> **Goal of the exercise**: Every line of the records must be repeated exactly; pictures stay out.

> **Dataset rows**:
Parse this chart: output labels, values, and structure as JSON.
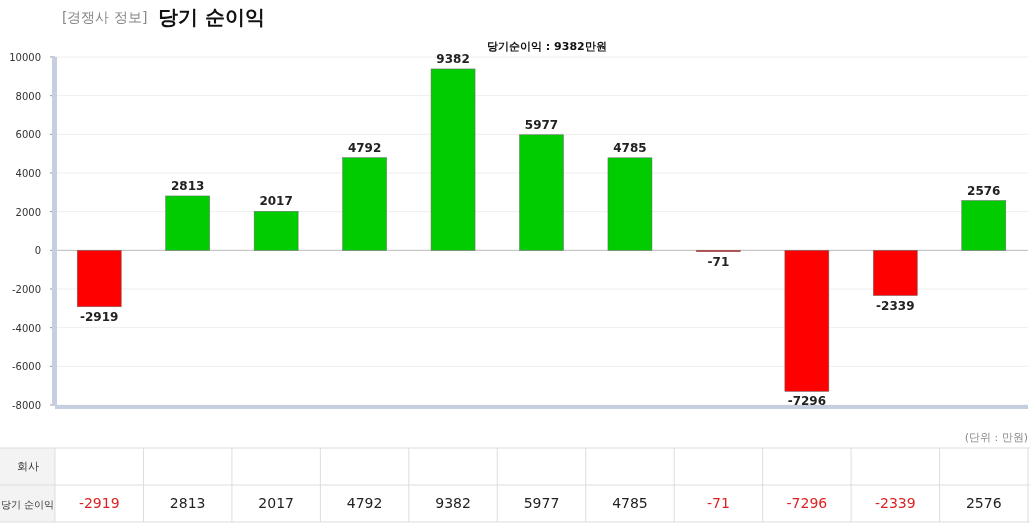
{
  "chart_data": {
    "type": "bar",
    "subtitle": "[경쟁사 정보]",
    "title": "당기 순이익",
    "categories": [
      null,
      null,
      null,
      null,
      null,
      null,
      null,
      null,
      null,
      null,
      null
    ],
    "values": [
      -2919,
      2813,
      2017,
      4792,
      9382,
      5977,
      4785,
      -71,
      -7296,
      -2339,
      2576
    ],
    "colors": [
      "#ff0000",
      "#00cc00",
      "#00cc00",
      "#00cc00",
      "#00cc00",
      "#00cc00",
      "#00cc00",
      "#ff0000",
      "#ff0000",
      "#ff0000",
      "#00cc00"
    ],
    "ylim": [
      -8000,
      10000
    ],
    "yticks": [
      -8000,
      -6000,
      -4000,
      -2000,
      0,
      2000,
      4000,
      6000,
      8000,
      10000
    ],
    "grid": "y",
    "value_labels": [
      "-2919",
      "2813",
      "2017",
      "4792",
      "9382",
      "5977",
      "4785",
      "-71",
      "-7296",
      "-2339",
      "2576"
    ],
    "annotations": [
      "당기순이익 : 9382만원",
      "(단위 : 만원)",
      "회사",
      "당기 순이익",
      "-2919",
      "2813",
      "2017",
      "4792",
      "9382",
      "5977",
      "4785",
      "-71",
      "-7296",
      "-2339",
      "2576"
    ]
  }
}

> **Final result**:
Parse this chart: output labels, values, and structure as JSON.
{
  "chart_data": {
    "type": "bar",
    "subtitle": "[경쟁사 정보]",
    "title": "당기 순이익",
    "categories": [
      null,
      null,
      null,
      null,
      null,
      null,
      null,
      null,
      null,
      null,
      null
    ],
    "values": [
      -2919,
      2813,
      2017,
      4792,
      9382,
      5977,
      4785,
      -71,
      -7296,
      -2339,
      2576
    ],
    "colors": [
      "#ff0000",
      "#00cc00",
      "#00cc00",
      "#00cc00",
      "#00cc00",
      "#00cc00",
      "#00cc00",
      "#ff0000",
      "#ff0000",
      "#ff0000",
      "#00cc00"
    ],
    "ylim": [
      -8000,
      10000
    ],
    "yticks": [
      -8000,
      -6000,
      -4000,
      -2000,
      0,
      2000,
      4000,
      6000,
      8000,
      10000
    ],
    "grid": "y",
    "value_labels": [
      "-2919",
      "2813",
      "2017",
      "4792",
      "9382",
      "5977",
      "4785",
      "-71",
      "-7296",
      "-2339",
      "2576"
    ],
    "annotations": [
      "당기순이익 : 9382만원",
      "(단위 : 만원)",
      "회사",
      "당기 순이익",
      "-2919",
      "2813",
      "2017",
      "4792",
      "9382",
      "5977",
      "4785",
      "-71",
      "-7296",
      "-2339",
      "2576"
    ]
  }
}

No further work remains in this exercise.